**Task**
Return the entries below verbatim. Pictures stay out.

[Dataset records]
[Begin]

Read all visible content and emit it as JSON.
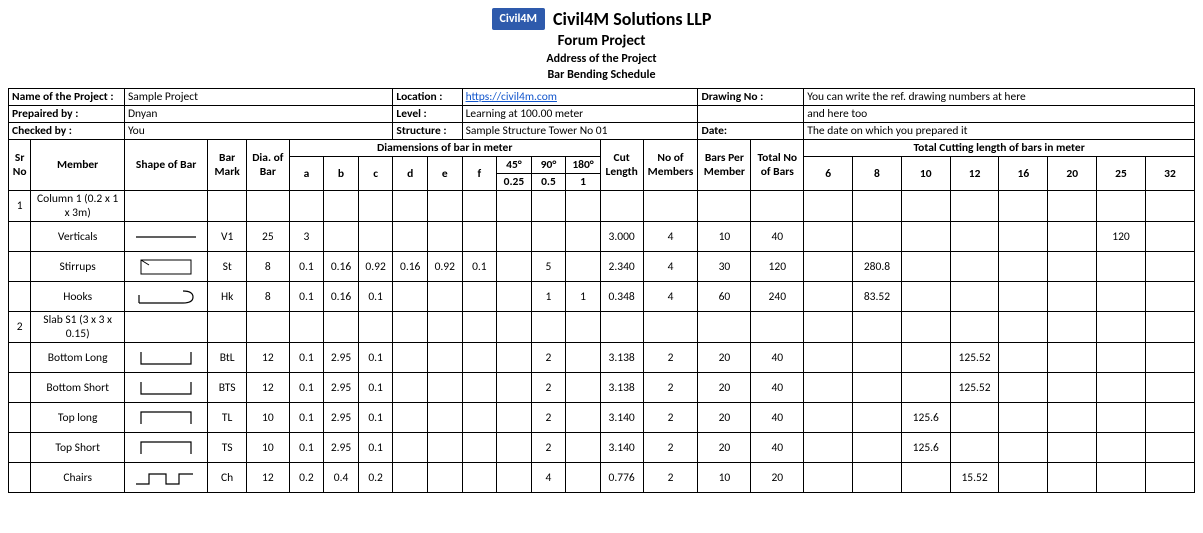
{
  "header": {
    "logo_text": "Civil4M",
    "company": "Civil4M Solutions LLP",
    "project_title": "Forum Project",
    "address": "Address of the Project",
    "doc_title": "Bar Bending Schedule"
  },
  "meta": {
    "row1": {
      "name_lbl": "Name of the Project :",
      "name_val": "Sample Project",
      "location_lbl": "Location :",
      "location_val": "https://civil4m.com",
      "drawing_lbl": "Drawing No :",
      "drawing_val": "You can write the ref. drawing numbers at here"
    },
    "row2": {
      "prepared_lbl": "Prepaired by :",
      "prepared_val": "Dnyan",
      "level_lbl": "Level :",
      "level_val": "Learning at 100.00 meter",
      "drawing_val2": "and here too"
    },
    "row3": {
      "checked_lbl": "Checked by :",
      "checked_val": "You",
      "structure_lbl": "Structure :",
      "structure_val": "Sample Structure Tower No 01",
      "date_lbl": "Date:",
      "date_val": "The date on which you prepared it"
    }
  },
  "headers": {
    "sr": "Sr No",
    "member": "Member",
    "shape": "Shape of Bar",
    "mark": "Bar Mark",
    "dia": "Dia. of Bar",
    "dims_title": "Diamensions of bar in meter",
    "a": "a",
    "b": "b",
    "c": "c",
    "d": "d",
    "e": "e",
    "f": "f",
    "ang45": "45°",
    "ang90": "90°",
    "ang180": "180°",
    "ang45v": "0.25",
    "ang90v": "0.5",
    "ang180v": "1",
    "cut": "Cut Length",
    "nomem": "No of Members",
    "bpm": "Bars Per Member",
    "total": "Total No of Bars",
    "cut_title": "Total Cutting length of bars in meter",
    "d6": "6",
    "d8": "8",
    "d10": "10",
    "d12": "12",
    "d16": "16",
    "d20": "20",
    "d25": "25",
    "d32": "32"
  },
  "rows": [
    {
      "sr": "1",
      "member": "Column 1 (0.2 x 1 x 3m)",
      "shape": "none"
    },
    {
      "member": "Verticals",
      "shape": "straight",
      "mark": "V1",
      "dia": "25",
      "a": "3",
      "cut": "3.000",
      "nomem": "4",
      "bpm": "10",
      "total": "40",
      "l25": "120"
    },
    {
      "member": "Stirrups",
      "shape": "stirrup",
      "mark": "St",
      "dia": "8",
      "a": "0.1",
      "b": "0.16",
      "c": "0.92",
      "d": "0.16",
      "e": "0.92",
      "f": "0.1",
      "ang90": "5",
      "cut": "2.340",
      "nomem": "4",
      "bpm": "30",
      "total": "120",
      "l8": "280.8"
    },
    {
      "member": "Hooks",
      "shape": "hook",
      "mark": "Hk",
      "dia": "8",
      "a": "0.1",
      "b": "0.16",
      "c": "0.1",
      "ang90": "1",
      "ang180": "1",
      "cut": "0.348",
      "nomem": "4",
      "bpm": "60",
      "total": "240",
      "l8": "83.52"
    },
    {
      "sr": "2",
      "member": "Slab S1 (3 x 3 x 0.15)",
      "shape": "none"
    },
    {
      "member": "Bottom Long",
      "shape": "ubar",
      "mark": "BtL",
      "dia": "12",
      "a": "0.1",
      "b": "2.95",
      "c": "0.1",
      "ang90": "2",
      "cut": "3.138",
      "nomem": "2",
      "bpm": "20",
      "total": "40",
      "l12": "125.52"
    },
    {
      "member": "Bottom Short",
      "shape": "ubar",
      "mark": "BTS",
      "dia": "12",
      "a": "0.1",
      "b": "2.95",
      "c": "0.1",
      "ang90": "2",
      "cut": "3.138",
      "nomem": "2",
      "bpm": "20",
      "total": "40",
      "l12": "125.52"
    },
    {
      "member": "Top long",
      "shape": "topbar",
      "mark": "TL",
      "dia": "10",
      "a": "0.1",
      "b": "2.95",
      "c": "0.1",
      "ang90": "2",
      "cut": "3.140",
      "nomem": "2",
      "bpm": "20",
      "total": "40",
      "l10": "125.6"
    },
    {
      "member": "Top Short",
      "shape": "topbar",
      "mark": "TS",
      "dia": "10",
      "a": "0.1",
      "b": "2.95",
      "c": "0.1",
      "ang90": "2",
      "cut": "3.140",
      "nomem": "2",
      "bpm": "20",
      "total": "40",
      "l10": "125.6"
    },
    {
      "member": "Chairs",
      "shape": "chair",
      "mark": "Ch",
      "dia": "12",
      "a": "0.2",
      "b": "0.4",
      "c": "0.2",
      "ang90": "4",
      "cut": "0.776",
      "nomem": "2",
      "bpm": "10",
      "total": "20",
      "l12": "15.52"
    }
  ]
}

[End]

**Correct output**
Read all visible content and emit it as JSON.
{
  "header": {
    "logo_text": "Civil4M",
    "company": "Civil4M Solutions LLP",
    "project_title": "Forum Project",
    "address": "Address of the Project",
    "doc_title": "Bar Bending Schedule"
  },
  "meta": {
    "row1": {
      "name_lbl": "Name of the Project :",
      "name_val": "Sample Project",
      "location_lbl": "Location :",
      "location_val": "https://civil4m.com",
      "drawing_lbl": "Drawing No :",
      "drawing_val": "You can write the ref. drawing numbers at here"
    },
    "row2": {
      "prepared_lbl": "Prepaired by :",
      "prepared_val": "Dnyan",
      "level_lbl": "Level :",
      "level_val": "Learning at 100.00 meter",
      "drawing_val2": "and here too"
    },
    "row3": {
      "checked_lbl": "Checked by :",
      "checked_val": "You",
      "structure_lbl": "Structure :",
      "structure_val": "Sample Structure Tower No 01",
      "date_lbl": "Date:",
      "date_val": "The date on which you prepared it"
    }
  },
  "headers": {
    "sr": "Sr No",
    "member": "Member",
    "shape": "Shape of Bar",
    "mark": "Bar Mark",
    "dia": "Dia. of Bar",
    "dims_title": "Diamensions of bar in meter",
    "a": "a",
    "b": "b",
    "c": "c",
    "d": "d",
    "e": "e",
    "f": "f",
    "ang45": "45°",
    "ang90": "90°",
    "ang180": "180°",
    "ang45v": "0.25",
    "ang90v": "0.5",
    "ang180v": "1",
    "cut": "Cut Length",
    "nomem": "No of Members",
    "bpm": "Bars Per Member",
    "total": "Total No of Bars",
    "cut_title": "Total Cutting length of bars in meter",
    "d6": "6",
    "d8": "8",
    "d10": "10",
    "d12": "12",
    "d16": "16",
    "d20": "20",
    "d25": "25",
    "d32": "32"
  },
  "rows": [
    {
      "sr": "1",
      "member": "Column 1 (0.2 x 1 x 3m)",
      "shape": "none"
    },
    {
      "member": "Verticals",
      "shape": "straight",
      "mark": "V1",
      "dia": "25",
      "a": "3",
      "cut": "3.000",
      "nomem": "4",
      "bpm": "10",
      "total": "40",
      "l25": "120"
    },
    {
      "member": "Stirrups",
      "shape": "stirrup",
      "mark": "St",
      "dia": "8",
      "a": "0.1",
      "b": "0.16",
      "c": "0.92",
      "d": "0.16",
      "e": "0.92",
      "f": "0.1",
      "ang90": "5",
      "cut": "2.340",
      "nomem": "4",
      "bpm": "30",
      "total": "120",
      "l8": "280.8"
    },
    {
      "member": "Hooks",
      "shape": "hook",
      "mark": "Hk",
      "dia": "8",
      "a": "0.1",
      "b": "0.16",
      "c": "0.1",
      "ang90": "1",
      "ang180": "1",
      "cut": "0.348",
      "nomem": "4",
      "bpm": "60",
      "total": "240",
      "l8": "83.52"
    },
    {
      "sr": "2",
      "member": "Slab S1 (3 x 3 x 0.15)",
      "shape": "none"
    },
    {
      "member": "Bottom Long",
      "shape": "ubar",
      "mark": "BtL",
      "dia": "12",
      "a": "0.1",
      "b": "2.95",
      "c": "0.1",
      "ang90": "2",
      "cut": "3.138",
      "nomem": "2",
      "bpm": "20",
      "total": "40",
      "l12": "125.52"
    },
    {
      "member": "Bottom Short",
      "shape": "ubar",
      "mark": "BTS",
      "dia": "12",
      "a": "0.1",
      "b": "2.95",
      "c": "0.1",
      "ang90": "2",
      "cut": "3.138",
      "nomem": "2",
      "bpm": "20",
      "total": "40",
      "l12": "125.52"
    },
    {
      "member": "Top long",
      "shape": "topbar",
      "mark": "TL",
      "dia": "10",
      "a": "0.1",
      "b": "2.95",
      "c": "0.1",
      "ang90": "2",
      "cut": "3.140",
      "nomem": "2",
      "bpm": "20",
      "total": "40",
      "l10": "125.6"
    },
    {
      "member": "Top Short",
      "shape": "topbar",
      "mark": "TS",
      "dia": "10",
      "a": "0.1",
      "b": "2.95",
      "c": "0.1",
      "ang90": "2",
      "cut": "3.140",
      "nomem": "2",
      "bpm": "20",
      "total": "40",
      "l10": "125.6"
    },
    {
      "member": "Chairs",
      "shape": "chair",
      "mark": "Ch",
      "dia": "12",
      "a": "0.2",
      "b": "0.4",
      "c": "0.2",
      "ang90": "4",
      "cut": "0.776",
      "nomem": "2",
      "bpm": "10",
      "total": "20",
      "l12": "15.52"
    }
  ]
}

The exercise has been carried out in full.